In the records below, copy word for word the lines starting at the line that contains "folder-name[interactable]: 付费文章20250522合集: [153, 588, 342, 611]" and ending at the line that contains "folder-name[interactable]: 付费文章20250519合集: [153, 228, 342, 251]", with both of those lines included.

-- begin EXERCISE INPUTS --

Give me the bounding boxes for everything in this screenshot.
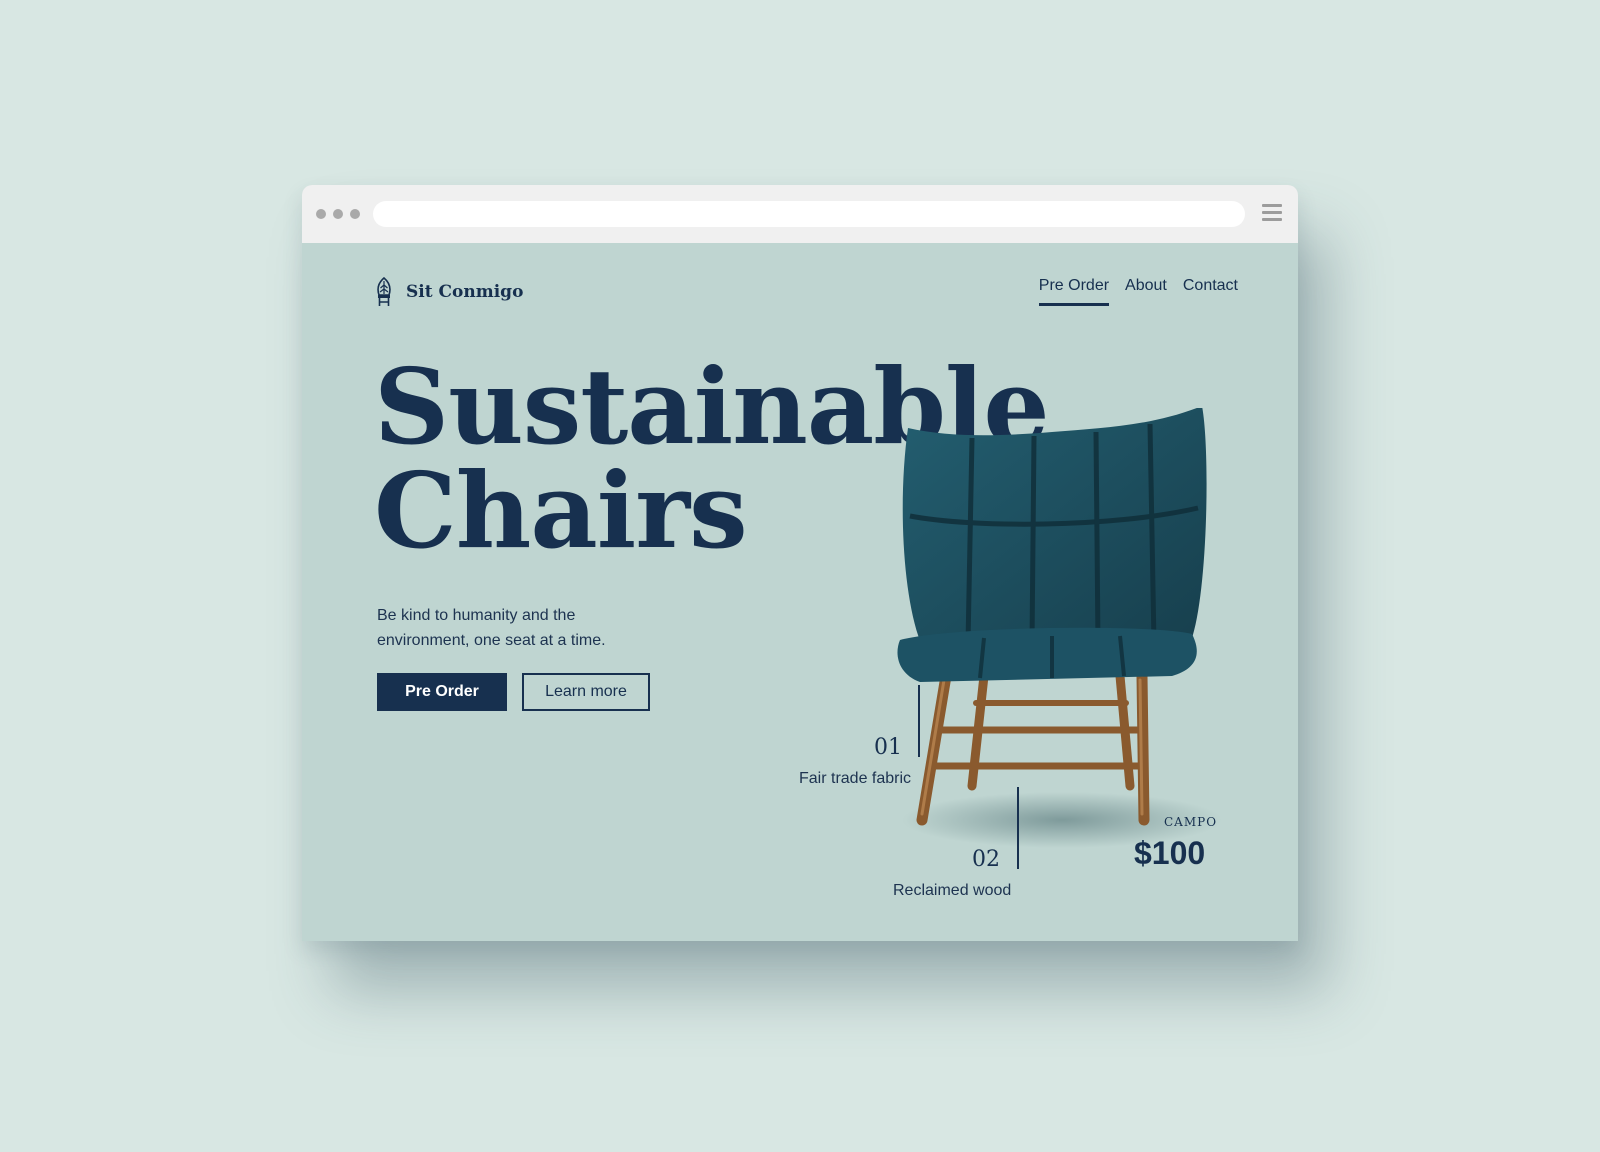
feature-2-line	[1017, 787, 1019, 869]
hero-tagline: Be kind to humanity and the environment,…	[377, 607, 606, 649]
nav-about[interactable]: About	[1125, 277, 1167, 306]
window-dot-minimize[interactable]	[333, 209, 343, 219]
main-nav: Pre Order About Contact	[1038, 277, 1238, 306]
address-bar[interactable]	[373, 201, 1245, 227]
headline-line-2: Chairs	[374, 449, 748, 572]
browser-chrome	[302, 185, 1298, 243]
nav-contact[interactable]: Contact	[1183, 277, 1238, 306]
landing-page: Sit Conmigo Pre Order About Contact Sust…	[302, 243, 1298, 941]
learn-more-button[interactable]: Learn more	[522, 673, 650, 711]
browser-window: Sit Conmigo Pre Order About Contact Sust…	[302, 185, 1298, 941]
product-name: CAMPO	[1164, 815, 1218, 829]
product-price: $100	[1134, 835, 1206, 871]
hamburger-icon[interactable]	[1262, 204, 1282, 222]
nav-pre-order[interactable]: Pre Order	[1038, 277, 1110, 306]
brand-name: Sit Conmigo	[406, 282, 524, 302]
window-dot-maximize[interactable]	[350, 209, 360, 219]
window-dot-close[interactable]	[316, 209, 326, 219]
brand-logo[interactable]: Sit Conmigo	[376, 277, 523, 307]
pre-order-button[interactable]: Pre Order	[377, 673, 507, 711]
chair-leaf-icon	[377, 277, 391, 306]
feature-1-line	[918, 685, 920, 757]
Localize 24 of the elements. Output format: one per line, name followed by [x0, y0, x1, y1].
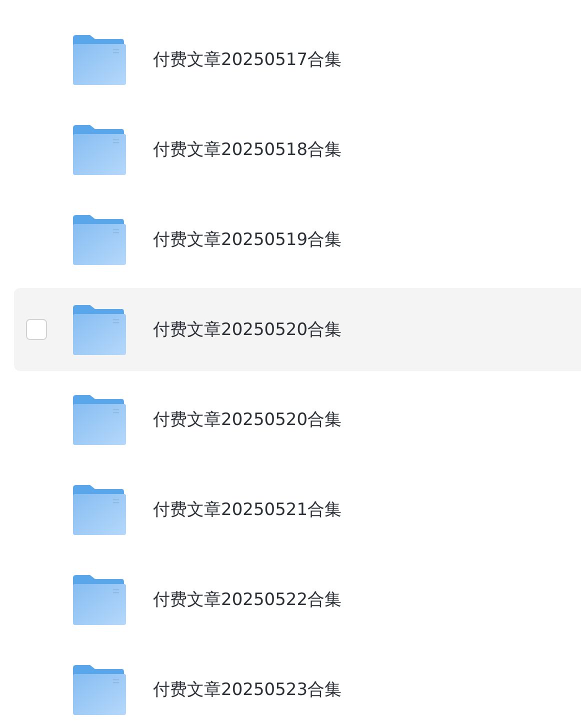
folder-name[interactable]: 付费文章20250522合集: [153, 588, 342, 611]
folder-name[interactable]: 付费文章20250517合集: [153, 48, 342, 71]
folder-row[interactable]: 付费文章20250519合集: [14, 198, 581, 281]
folder-icon: [72, 304, 126, 354]
folder-row[interactable]: 付费文章20250522合集: [14, 558, 581, 641]
folder-icon: [72, 124, 126, 174]
folder-name[interactable]: 付费文章20250521合集: [153, 498, 342, 521]
checkbox[interactable]: [26, 319, 47, 340]
folder-row[interactable]: 付费文章20250520合集: [14, 378, 581, 461]
folder-icon: [72, 34, 126, 84]
folder-icon: [72, 574, 126, 624]
folder-name[interactable]: 付费文章20250519合集: [153, 228, 342, 251]
folder-row[interactable]: 付费文章20250523合集: [14, 648, 581, 723]
folder-name[interactable]: 付费文章20250520合集: [153, 408, 342, 431]
folder-icon: [72, 664, 126, 714]
folder-icon: [72, 484, 126, 534]
folder-icon: [72, 394, 126, 444]
folder-icon: [72, 214, 126, 264]
folder-name[interactable]: 付费文章20250518合集: [153, 138, 342, 161]
folder-name[interactable]: 付费文章20250523合集: [153, 678, 342, 701]
folder-row[interactable]: 付费文章20250518合集: [14, 108, 581, 191]
folder-row[interactable]: 付费文章20250521合集: [14, 468, 581, 551]
folder-name[interactable]: 付费文章20250520合集: [153, 318, 342, 341]
folder-row[interactable]: 付费文章20250517合集: [14, 18, 581, 101]
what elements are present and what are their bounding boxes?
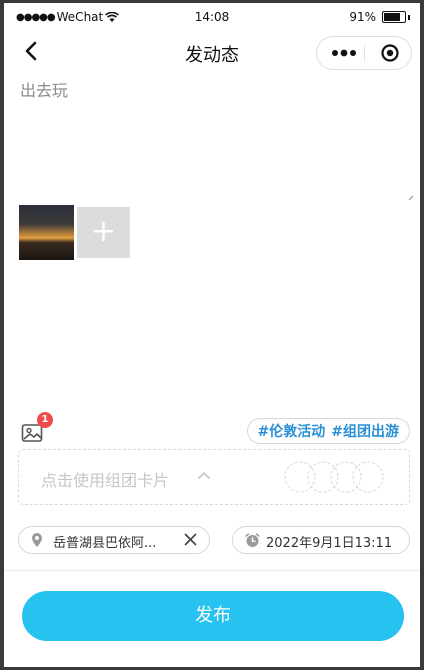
topic-tags[interactable]: #伦敦活动 #组团出游 [246,418,410,444]
battery: 91% [349,10,410,24]
topic-tag[interactable]: #伦敦活动 [258,421,326,441]
battery-percent: 91% [349,10,376,24]
post-text-input[interactable]: 出去玩 [20,77,412,201]
resize-handle-icon [409,196,413,200]
location-pin-icon [32,533,42,547]
location-chip[interactable]: 岳普湖县巴依阿... [18,526,210,554]
chevron-up-icon [198,472,210,479]
topic-tag[interactable]: #组团出游 [331,421,399,441]
battery-tip [408,14,410,20]
photo-thumbnail[interactable] [19,205,74,260]
publish-button[interactable]: 发布 [22,591,404,641]
phone-screen: ●●●●● WeChat 14:08 91% 发动态 出去玩 + 1 #伦敦活动… [4,3,420,667]
team-card-selector[interactable]: 点击使用组团卡片 [18,449,410,505]
battery-icon [382,11,406,23]
image-count-badge: 1 [37,412,53,428]
datetime-text: 2022年9月1日13:11 [266,536,393,551]
battery-fill [384,13,400,21]
footer-divider [4,570,420,571]
alarm-clock-icon [245,533,260,547]
nav-bar: 发动态 [4,31,420,75]
team-card-label: 点击使用组团卡片 [41,471,170,490]
datetime-chip[interactable]: 2022年9月1日13:11 [232,526,410,554]
add-photo-button[interactable]: + [77,207,130,258]
miniprogram-close-icon[interactable] [381,44,399,62]
location-text: 岳普湖县巴依阿... [53,536,157,551]
team-avatars-placeholder-icon [284,461,384,493]
more-dots-icon[interactable] [331,47,357,59]
miniprogram-capsule [316,36,412,70]
capsule-divider [364,45,365,61]
status-bar: ●●●●● WeChat 14:08 91% [4,3,420,31]
close-icon[interactable] [184,533,197,546]
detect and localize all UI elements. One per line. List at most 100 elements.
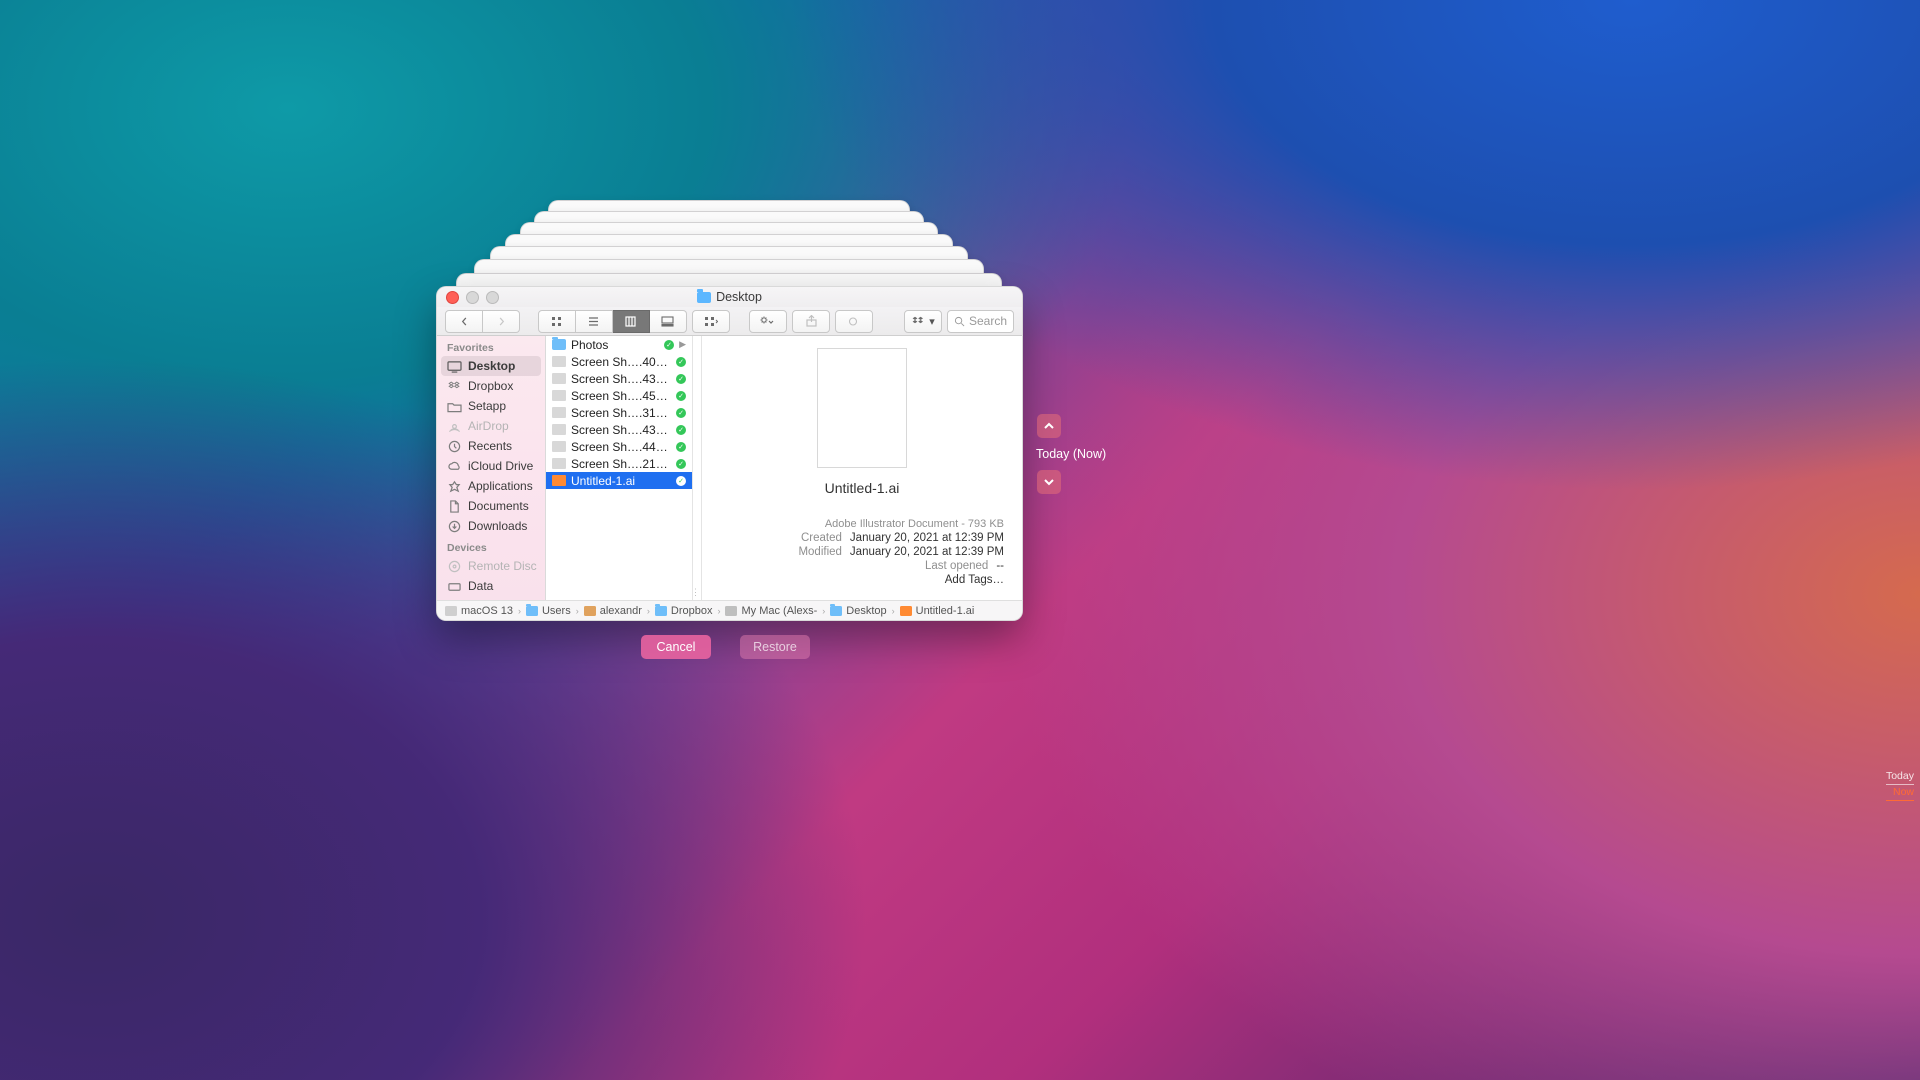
nav-buttons (445, 310, 520, 333)
cancel-button[interactable]: Cancel (641, 635, 711, 659)
file-row[interactable]: Screen Sh….43.54 PM ✓ (546, 370, 692, 387)
folder-icon (552, 339, 566, 350)
img-icon (552, 407, 566, 418)
file-row[interactable]: Photos ✓ ▶ (546, 336, 692, 353)
column-resize-handle[interactable] (693, 336, 702, 600)
sidebar-item-downloads[interactable]: Downloads (437, 516, 545, 536)
back-button[interactable] (445, 310, 483, 333)
sync-badge-icon: ✓ (676, 408, 686, 418)
chevron-up-icon (1043, 420, 1055, 432)
action-menu-button[interactable] (749, 310, 787, 333)
view-list-button[interactable] (576, 310, 613, 333)
search-field[interactable]: Search (947, 310, 1014, 333)
forward-button[interactable] (483, 310, 520, 333)
sync-badge-icon: ✓ (676, 476, 686, 486)
document-icon (447, 500, 462, 513)
file-column: Photos✓▶Screen Sh….40.05 PM✓Screen Sh….4… (546, 336, 693, 600)
sidebar-label: Downloads (468, 519, 527, 533)
chevron-right-icon: › (647, 606, 650, 616)
sync-badge-icon: ✓ (664, 340, 674, 350)
airdrop-icon (447, 420, 462, 433)
file-row[interactable]: Screen Sh….40.05 PM✓ (546, 353, 692, 370)
chevron-right-icon: ▶ (679, 339, 686, 350)
sync-badge-icon: ✓ (676, 391, 686, 401)
path-label: My Mac (Alexs- (741, 605, 817, 617)
share-button[interactable] (792, 310, 830, 333)
path-label: Desktop (846, 605, 886, 617)
disc-icon (447, 560, 462, 573)
preview-kind: Adobe Illustrator Document - 793 KB (825, 518, 1004, 530)
chevron-right-icon: › (518, 606, 521, 616)
group-by-button-seg (692, 310, 730, 333)
path-segment[interactable]: Desktop (830, 605, 886, 617)
sidebar-item-remotedisc[interactable]: Remote Disc (437, 556, 545, 576)
fold-icon (830, 606, 842, 616)
view-columns-button[interactable] (613, 310, 650, 333)
view-gallery-button[interactable] (650, 310, 687, 333)
view-mode-buttons (538, 310, 687, 333)
sidebar-item-icloud[interactable]: iCloud Drive (437, 456, 545, 476)
window-titlebar[interactable]: Desktop (437, 287, 1022, 307)
timeline-up-button[interactable] (1037, 414, 1061, 438)
path-segment[interactable]: macOS 13 (445, 605, 513, 617)
lastopened-value: -- (996, 560, 1004, 572)
sidebar-item-recents[interactable]: Recents (437, 436, 545, 456)
view-icons-button[interactable] (538, 310, 576, 333)
sidebar-label: Recents (468, 439, 512, 453)
file-name: Photos (571, 338, 659, 352)
file-row[interactable]: Untitled-1.ai ✓ (546, 472, 692, 489)
lastopened-label: Last opened (916, 560, 988, 572)
path-segment[interactable]: Untitled-1.ai (900, 605, 975, 617)
sidebar-item-desktop[interactable]: Desktop (441, 356, 541, 376)
file-row[interactable]: Screen Sh….31.08 PM✓ (546, 404, 692, 421)
img-icon (552, 356, 566, 367)
file-row[interactable]: Screen Sh….43.42 PM✓ (546, 421, 692, 438)
sync-badge-icon: ✓ (676, 442, 686, 452)
dropbox-button[interactable]: ▾ (904, 310, 942, 333)
file-name: Screen Sh….43.54 PM (571, 372, 671, 386)
sidebar-item-dropbox[interactable]: Dropbox (437, 376, 545, 396)
file-name: Screen Sh….40.05 PM (571, 355, 671, 369)
path-segment[interactable]: My Mac (Alexs- (725, 605, 817, 617)
path-segment[interactable]: Users (526, 605, 571, 617)
file-name: Screen Sh….21.46 PM (571, 457, 671, 471)
chevron-right-icon: › (822, 606, 825, 616)
tags-button[interactable] (835, 310, 873, 333)
search-icon (954, 316, 965, 327)
toolbar: ▾ Search (437, 307, 1022, 336)
restore-button[interactable]: Restore (740, 635, 810, 659)
created-value: January 20, 2021 at 12:39 PM (850, 532, 1004, 544)
sidebar-item-setapp[interactable]: Setapp (437, 396, 545, 416)
file-row[interactable]: Screen Sh….21.46 PM ✓ (546, 455, 692, 472)
desktop-icon (447, 360, 462, 373)
timeline-down-button[interactable] (1037, 470, 1061, 494)
path-segment[interactable]: Dropbox (655, 605, 713, 617)
file-row[interactable]: Screen Sh….44.13 PM✓ (546, 438, 692, 455)
sync-badge-icon: ✓ (676, 459, 686, 469)
created-label: Created (770, 532, 842, 544)
sidebar-item-airdrop[interactable]: AirDrop (437, 416, 545, 436)
chevron-down-icon (1043, 476, 1055, 488)
path-segment[interactable]: alexandr (584, 605, 642, 617)
sidebar-item-applications[interactable]: Applications (437, 476, 545, 496)
img-icon (552, 441, 566, 452)
mac-icon (725, 606, 737, 616)
sidebar-label: Remote Disc (468, 559, 537, 573)
group-by-button[interactable] (692, 310, 730, 333)
sidebar-label: AirDrop (468, 419, 509, 433)
file-name: Untitled-1.ai (571, 474, 671, 488)
sidebar-item-data[interactable]: Data (437, 576, 545, 596)
sidebar-label: Desktop (468, 359, 515, 373)
modified-label: Modified (770, 546, 842, 558)
timeline-scale[interactable]: Today Now (1846, 770, 1914, 806)
sync-badge-icon: ✓ (676, 425, 686, 435)
path-label: alexandr (600, 605, 642, 617)
window-title: Desktop (437, 290, 1022, 304)
path-bar: macOS 13›Users›alexandr›Dropbox›My Mac (… (437, 600, 1022, 620)
sync-badge-icon: ✓ (676, 374, 686, 384)
file-row[interactable]: Screen Sh….45.59 PM✓ (546, 387, 692, 404)
sidebar-item-documents[interactable]: Documents (437, 496, 545, 516)
timeline-current-label: Today (Now) (1036, 447, 1106, 461)
add-tags-link[interactable]: Add Tags… (945, 574, 1004, 586)
sidebar-label: Dropbox (468, 379, 513, 393)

-- end EXERCISE INPUTS --

RESPONSE >>
folder-name[interactable]: 付费文章20250522合集: [153, 588, 342, 611]
folder-name[interactable]: 付费文章20250517合集: [153, 48, 342, 71]
folder-row[interactable]: 付费文章20250519合集: [14, 198, 581, 281]
folder-icon: [72, 304, 126, 354]
folder-row[interactable]: 付费文章20250522合集: [14, 558, 581, 641]
folder-icon: [72, 124, 126, 174]
folder-name[interactable]: 付费文章20250521合集: [153, 498, 342, 521]
checkbox[interactable]: [26, 319, 47, 340]
folder-row[interactable]: 付费文章20250520合集: [14, 378, 581, 461]
folder-icon: [72, 34, 126, 84]
folder-icon: [72, 574, 126, 624]
folder-name[interactable]: 付费文章20250519合集: [153, 228, 342, 251]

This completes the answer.